Return the whole listing exactly as it stands.

BEGIN DATASET ROWS

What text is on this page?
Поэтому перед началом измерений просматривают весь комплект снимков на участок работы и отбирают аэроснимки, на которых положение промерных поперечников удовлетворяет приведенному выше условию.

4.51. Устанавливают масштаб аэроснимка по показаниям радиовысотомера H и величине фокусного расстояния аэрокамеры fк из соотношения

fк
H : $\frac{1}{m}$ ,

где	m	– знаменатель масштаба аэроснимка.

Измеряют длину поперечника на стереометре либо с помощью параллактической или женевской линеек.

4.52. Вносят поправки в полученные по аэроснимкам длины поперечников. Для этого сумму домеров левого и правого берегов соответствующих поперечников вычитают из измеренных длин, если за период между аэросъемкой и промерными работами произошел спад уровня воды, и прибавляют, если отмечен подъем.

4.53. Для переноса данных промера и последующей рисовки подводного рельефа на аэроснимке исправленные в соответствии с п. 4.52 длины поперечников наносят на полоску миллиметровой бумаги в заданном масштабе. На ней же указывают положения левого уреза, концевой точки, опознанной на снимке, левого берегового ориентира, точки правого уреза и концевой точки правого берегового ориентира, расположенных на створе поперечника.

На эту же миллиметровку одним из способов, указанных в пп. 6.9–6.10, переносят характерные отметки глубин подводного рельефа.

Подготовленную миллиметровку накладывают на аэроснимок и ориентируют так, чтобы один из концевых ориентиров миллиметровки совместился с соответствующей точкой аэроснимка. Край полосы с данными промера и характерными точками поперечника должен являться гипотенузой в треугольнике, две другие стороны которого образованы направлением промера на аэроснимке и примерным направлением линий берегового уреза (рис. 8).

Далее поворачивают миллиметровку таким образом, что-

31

END DATASET ROWS

**CORRECT OUTPUT:**
What text is on this page?
Поэтому перед началом измерений просматривают весь комплект снимков на участок работы и отбирают аэроснимки, на которых положение промерных поперечников удовлетворяет приведенному выше условию.

4.51. Устанавливают масштаб аэроснимка по показаниям радиовысотомера H и величине фокусного расстояния аэрокамеры fк из соотношения

fк
H : $\frac{1}{m}$ ,

где	m	– знаменатель масштаба аэроснимка.

Измеряют длину поперечника на стереометре либо с помощью параллактической или женевской линеек.

4.52. Вносят поправки в полученные по аэроснимкам длины поперечников. Для этого сумму домеров левого и правого берегов соответствующих поперечников вычитают из измеренных длин, если за период между аэросъемкой и промерными работами произошел спад уровня воды, и прибавляют, если отмечен подъем.

4.53. Для переноса данных промера и последующей рисовки подводного рельефа на аэроснимке исправленные в соответствии с п. 4.52 длины поперечников наносят на полоску миллиметровой бумаги в заданном масштабе. На ней же указывают положения левого уреза, концевой точки, опознанной на снимке, левого берегового ориентира, точки правого уреза и концевой точки правого берегового ориентира, расположенных на створе поперечника.

На эту же миллиметровку одним из способов, указанных в пп. 6.9–6.10, переносят характерные отметки глубин подводного рельефа.

Подготовленную миллиметровку накладывают на аэроснимок и ориентируют так, чтобы один из концевых ориентиров миллиметровки совместился с соответствующей точкой аэроснимка. Край полосы с данными промера и характерными точками поперечника должен являться гипотенузой в треугольнике, две другие стороны которого образованы направлением промера на аэроснимке и примерным направлением линий берегового уреза (рис. 8).

Далее поворачивают миллиметровку таким образом, что-

31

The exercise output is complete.